** Begin RECORD EXCERPTS **
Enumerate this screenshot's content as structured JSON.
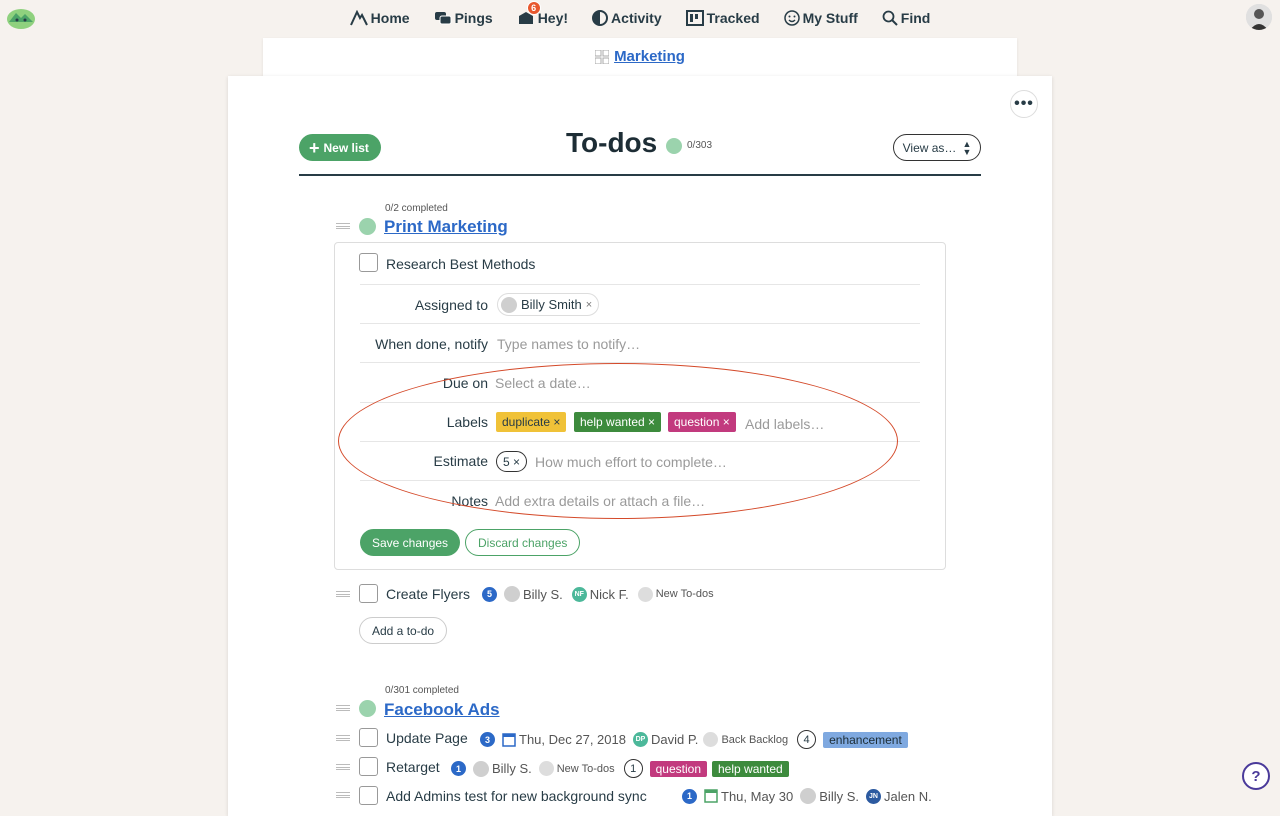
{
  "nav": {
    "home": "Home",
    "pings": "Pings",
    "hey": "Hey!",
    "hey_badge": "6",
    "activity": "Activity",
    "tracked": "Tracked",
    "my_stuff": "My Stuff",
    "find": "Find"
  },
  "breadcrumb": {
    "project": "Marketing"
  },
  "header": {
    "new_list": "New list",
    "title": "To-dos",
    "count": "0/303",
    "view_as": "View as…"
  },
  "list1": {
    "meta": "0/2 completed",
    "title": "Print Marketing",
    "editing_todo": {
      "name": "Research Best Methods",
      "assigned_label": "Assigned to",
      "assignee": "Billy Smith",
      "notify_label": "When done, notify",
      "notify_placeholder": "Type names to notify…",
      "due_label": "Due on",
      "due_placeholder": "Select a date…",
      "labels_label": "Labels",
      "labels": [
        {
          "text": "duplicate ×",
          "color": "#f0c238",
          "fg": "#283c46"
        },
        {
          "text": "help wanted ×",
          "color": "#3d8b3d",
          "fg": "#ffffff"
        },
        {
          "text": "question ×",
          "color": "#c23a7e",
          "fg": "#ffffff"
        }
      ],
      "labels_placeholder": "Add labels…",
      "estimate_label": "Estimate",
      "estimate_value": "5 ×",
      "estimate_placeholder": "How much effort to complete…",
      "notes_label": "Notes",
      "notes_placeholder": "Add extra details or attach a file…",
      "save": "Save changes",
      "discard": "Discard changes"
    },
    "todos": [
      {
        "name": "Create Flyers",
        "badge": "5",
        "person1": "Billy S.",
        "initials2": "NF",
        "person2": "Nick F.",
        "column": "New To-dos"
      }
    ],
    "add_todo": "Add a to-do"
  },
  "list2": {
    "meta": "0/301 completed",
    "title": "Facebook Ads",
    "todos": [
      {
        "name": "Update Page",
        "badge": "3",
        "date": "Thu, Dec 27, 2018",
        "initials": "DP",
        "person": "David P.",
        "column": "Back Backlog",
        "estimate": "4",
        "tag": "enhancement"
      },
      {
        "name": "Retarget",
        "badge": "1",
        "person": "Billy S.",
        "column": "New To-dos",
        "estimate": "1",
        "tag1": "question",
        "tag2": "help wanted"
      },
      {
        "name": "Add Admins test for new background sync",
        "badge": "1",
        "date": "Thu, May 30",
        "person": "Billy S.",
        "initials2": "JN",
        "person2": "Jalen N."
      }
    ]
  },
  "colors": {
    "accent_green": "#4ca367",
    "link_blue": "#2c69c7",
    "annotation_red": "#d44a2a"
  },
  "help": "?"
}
** End RECORD EXCERPTS **
* **EXERCISE DIRECTIONS**
Retype the data above exactly; pictures are not part of the copy.

* **TASK OUTPUT**
Enumerate this screenshot's content as structured JSON.
{
  "nav": {
    "home": "Home",
    "pings": "Pings",
    "hey": "Hey!",
    "hey_badge": "6",
    "activity": "Activity",
    "tracked": "Tracked",
    "my_stuff": "My Stuff",
    "find": "Find"
  },
  "breadcrumb": {
    "project": "Marketing"
  },
  "header": {
    "new_list": "New list",
    "title": "To-dos",
    "count": "0/303",
    "view_as": "View as…"
  },
  "list1": {
    "meta": "0/2 completed",
    "title": "Print Marketing",
    "editing_todo": {
      "name": "Research Best Methods",
      "assigned_label": "Assigned to",
      "assignee": "Billy Smith",
      "notify_label": "When done, notify",
      "notify_placeholder": "Type names to notify…",
      "due_label": "Due on",
      "due_placeholder": "Select a date…",
      "labels_label": "Labels",
      "labels": [
        {
          "text": "duplicate ×",
          "color": "#f0c238",
          "fg": "#283c46"
        },
        {
          "text": "help wanted ×",
          "color": "#3d8b3d",
          "fg": "#ffffff"
        },
        {
          "text": "question ×",
          "color": "#c23a7e",
          "fg": "#ffffff"
        }
      ],
      "labels_placeholder": "Add labels…",
      "estimate_label": "Estimate",
      "estimate_value": "5 ×",
      "estimate_placeholder": "How much effort to complete…",
      "notes_label": "Notes",
      "notes_placeholder": "Add extra details or attach a file…",
      "save": "Save changes",
      "discard": "Discard changes"
    },
    "todos": [
      {
        "name": "Create Flyers",
        "badge": "5",
        "person1": "Billy S.",
        "initials2": "NF",
        "person2": "Nick F.",
        "column": "New To-dos"
      }
    ],
    "add_todo": "Add a to-do"
  },
  "list2": {
    "meta": "0/301 completed",
    "title": "Facebook Ads",
    "todos": [
      {
        "name": "Update Page",
        "badge": "3",
        "date": "Thu, Dec 27, 2018",
        "initials": "DP",
        "person": "David P.",
        "column": "Back Backlog",
        "estimate": "4",
        "tag": "enhancement"
      },
      {
        "name": "Retarget",
        "badge": "1",
        "person": "Billy S.",
        "column": "New To-dos",
        "estimate": "1",
        "tag1": "question",
        "tag2": "help wanted"
      },
      {
        "name": "Add Admins test for new background sync",
        "badge": "1",
        "date": "Thu, May 30",
        "person": "Billy S.",
        "initials2": "JN",
        "person2": "Jalen N."
      }
    ]
  },
  "colors": {
    "accent_green": "#4ca367",
    "link_blue": "#2c69c7",
    "annotation_red": "#d44a2a"
  },
  "help": "?"
}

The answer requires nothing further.